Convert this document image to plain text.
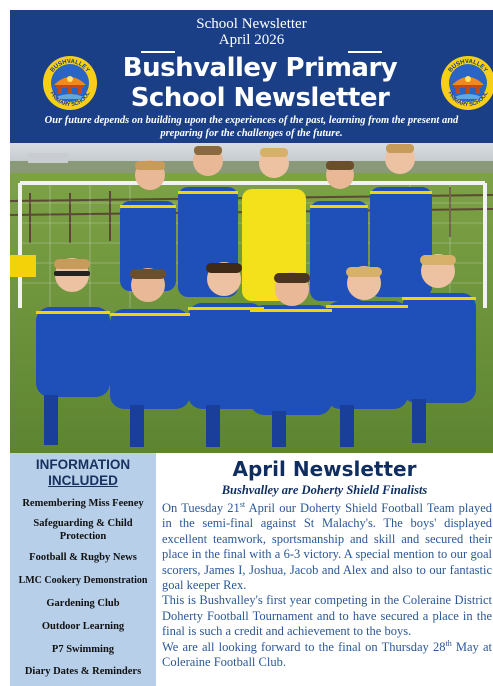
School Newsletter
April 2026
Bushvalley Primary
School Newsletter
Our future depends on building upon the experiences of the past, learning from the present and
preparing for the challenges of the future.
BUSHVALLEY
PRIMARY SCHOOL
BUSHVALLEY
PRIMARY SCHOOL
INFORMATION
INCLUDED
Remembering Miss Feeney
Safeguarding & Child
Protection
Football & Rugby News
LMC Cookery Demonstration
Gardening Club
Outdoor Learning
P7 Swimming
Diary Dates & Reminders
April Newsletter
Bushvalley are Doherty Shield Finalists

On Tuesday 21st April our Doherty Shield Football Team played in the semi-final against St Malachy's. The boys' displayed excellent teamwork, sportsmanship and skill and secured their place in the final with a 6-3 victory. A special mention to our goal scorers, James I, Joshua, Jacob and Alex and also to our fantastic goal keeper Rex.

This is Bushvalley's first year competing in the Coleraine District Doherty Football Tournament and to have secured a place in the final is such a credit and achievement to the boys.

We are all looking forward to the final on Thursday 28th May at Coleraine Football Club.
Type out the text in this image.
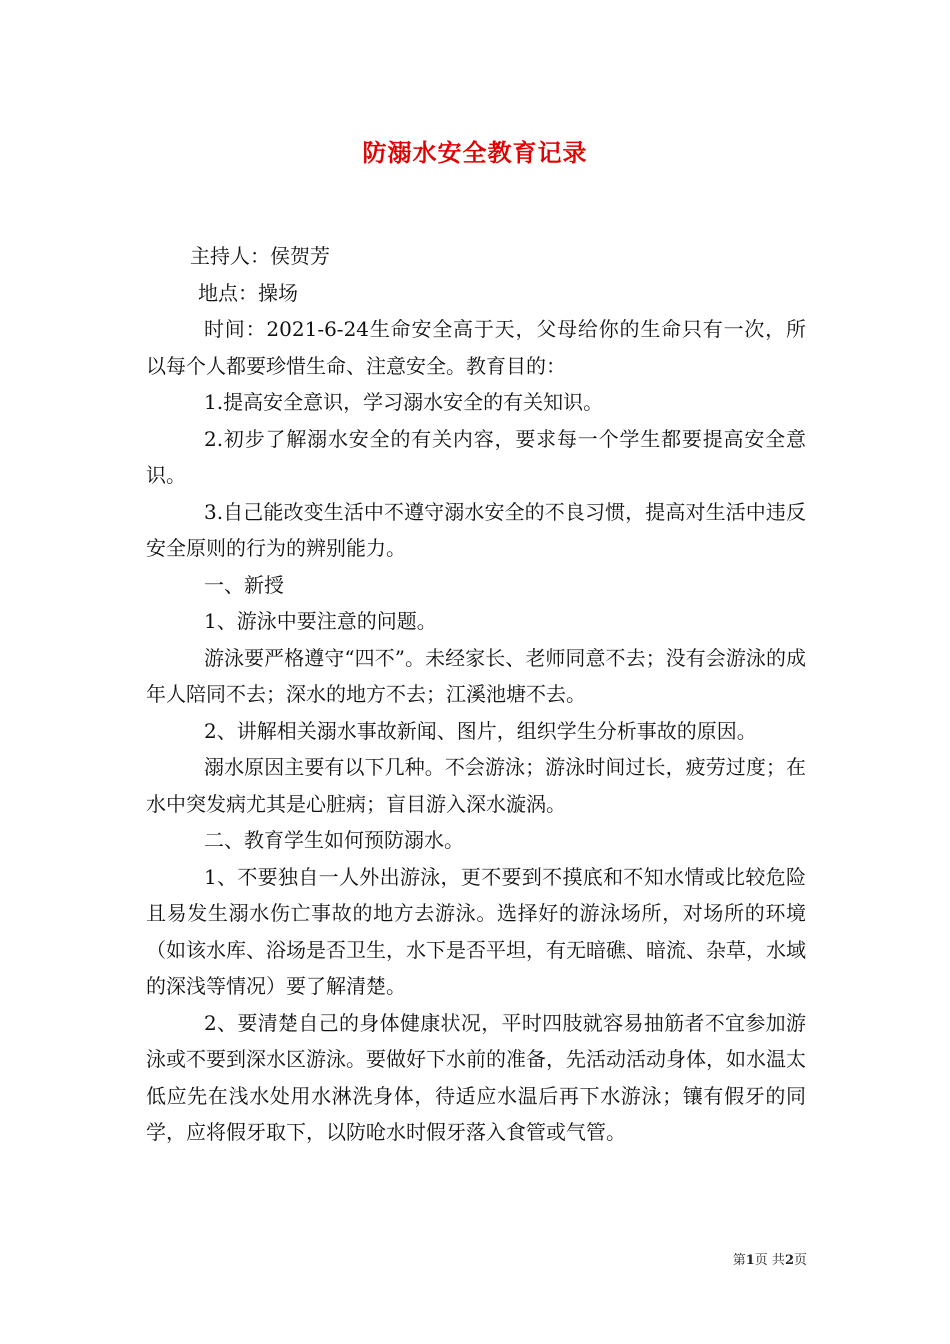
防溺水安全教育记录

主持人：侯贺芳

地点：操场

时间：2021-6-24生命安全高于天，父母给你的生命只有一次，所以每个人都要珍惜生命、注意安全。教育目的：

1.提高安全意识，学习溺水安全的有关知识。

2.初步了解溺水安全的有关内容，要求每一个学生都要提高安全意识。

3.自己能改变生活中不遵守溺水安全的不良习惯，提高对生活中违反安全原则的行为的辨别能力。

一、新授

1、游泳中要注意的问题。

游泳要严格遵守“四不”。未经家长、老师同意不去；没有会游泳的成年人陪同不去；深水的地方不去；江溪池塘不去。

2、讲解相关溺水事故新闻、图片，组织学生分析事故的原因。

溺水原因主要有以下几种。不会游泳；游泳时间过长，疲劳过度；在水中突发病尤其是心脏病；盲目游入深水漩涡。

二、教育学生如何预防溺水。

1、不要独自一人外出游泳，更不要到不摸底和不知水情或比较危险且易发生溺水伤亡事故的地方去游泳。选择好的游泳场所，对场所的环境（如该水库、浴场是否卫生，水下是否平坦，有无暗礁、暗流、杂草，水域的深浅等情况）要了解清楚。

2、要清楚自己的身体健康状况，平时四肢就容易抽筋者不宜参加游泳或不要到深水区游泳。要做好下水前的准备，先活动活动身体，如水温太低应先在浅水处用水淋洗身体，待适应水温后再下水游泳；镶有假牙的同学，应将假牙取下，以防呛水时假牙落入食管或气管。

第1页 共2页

------------------------------------------------

WHAT IS REQUIRED:
Omit pictures; set down the rest of the material word for word.

EXPECTED ANSWER:
Convert this document image to plain text.
School Newsletter
April 2026
Bushvalley Primary
School Newsletter
Our future depends on building upon the experiences of the past, learning from the present and
preparing for the challenges of the future.
BUSHVALLEY
PRIMARY SCHOOL
BUSHVALLEY
PRIMARY SCHOOL
INFORMATION
INCLUDED
Remembering Miss Feeney
Safeguarding & Child
Protection
Football & Rugby News
LMC Cookery Demonstration
Gardening Club
Outdoor Learning
P7 Swimming
Diary Dates & Reminders
April Newsletter
Bushvalley are Doherty Shield Finalists

On Tuesday 21st April our Doherty Shield Football Team played in the semi-final against St Malachy's. The boys' displayed excellent teamwork, sportsmanship and skill and secured their place in the final with a 6-3 victory. A special mention to our goal scorers, James I, Joshua, Jacob and Alex and also to our fantastic goal keeper Rex.

This is Bushvalley's first year competing in the Coleraine District Doherty Football Tournament and to have secured a place in the final is such a credit and achievement to the boys.

We are all looking forward to the final on Thursday 28th May at Coleraine Football Club.
Type out the text in this image.
防溺水安全教育记录

主持人：侯贺芳

地点：操场

时间：2021-6-24生命安全高于天，父母给你的生命只有一次，所以每个人都要珍惜生命、注意安全。教育目的：

1.提高安全意识，学习溺水安全的有关知识。

2.初步了解溺水安全的有关内容，要求每一个学生都要提高安全意识。

3.自己能改变生活中不遵守溺水安全的不良习惯，提高对生活中违反安全原则的行为的辨别能力。

一、新授

1、游泳中要注意的问题。

游泳要严格遵守“四不”。未经家长、老师同意不去；没有会游泳的成年人陪同不去；深水的地方不去；江溪池塘不去。

2、讲解相关溺水事故新闻、图片，组织学生分析事故的原因。

溺水原因主要有以下几种。不会游泳；游泳时间过长，疲劳过度；在水中突发病尤其是心脏病；盲目游入深水漩涡。

二、教育学生如何预防溺水。

1、不要独自一人外出游泳，更不要到不摸底和不知水情或比较危险且易发生溺水伤亡事故的地方去游泳。选择好的游泳场所，对场所的环境（如该水库、浴场是否卫生，水下是否平坦，有无暗礁、暗流、杂草，水域的深浅等情况）要了解清楚。

2、要清楚自己的身体健康状况，平时四肢就容易抽筋者不宜参加游泳或不要到深水区游泳。要做好下水前的准备，先活动活动身体，如水温太低应先在浅水处用水淋洗身体，待适应水温后再下水游泳；镶有假牙的同学，应将假牙取下，以防呛水时假牙落入食管或气管。

第1页 共2页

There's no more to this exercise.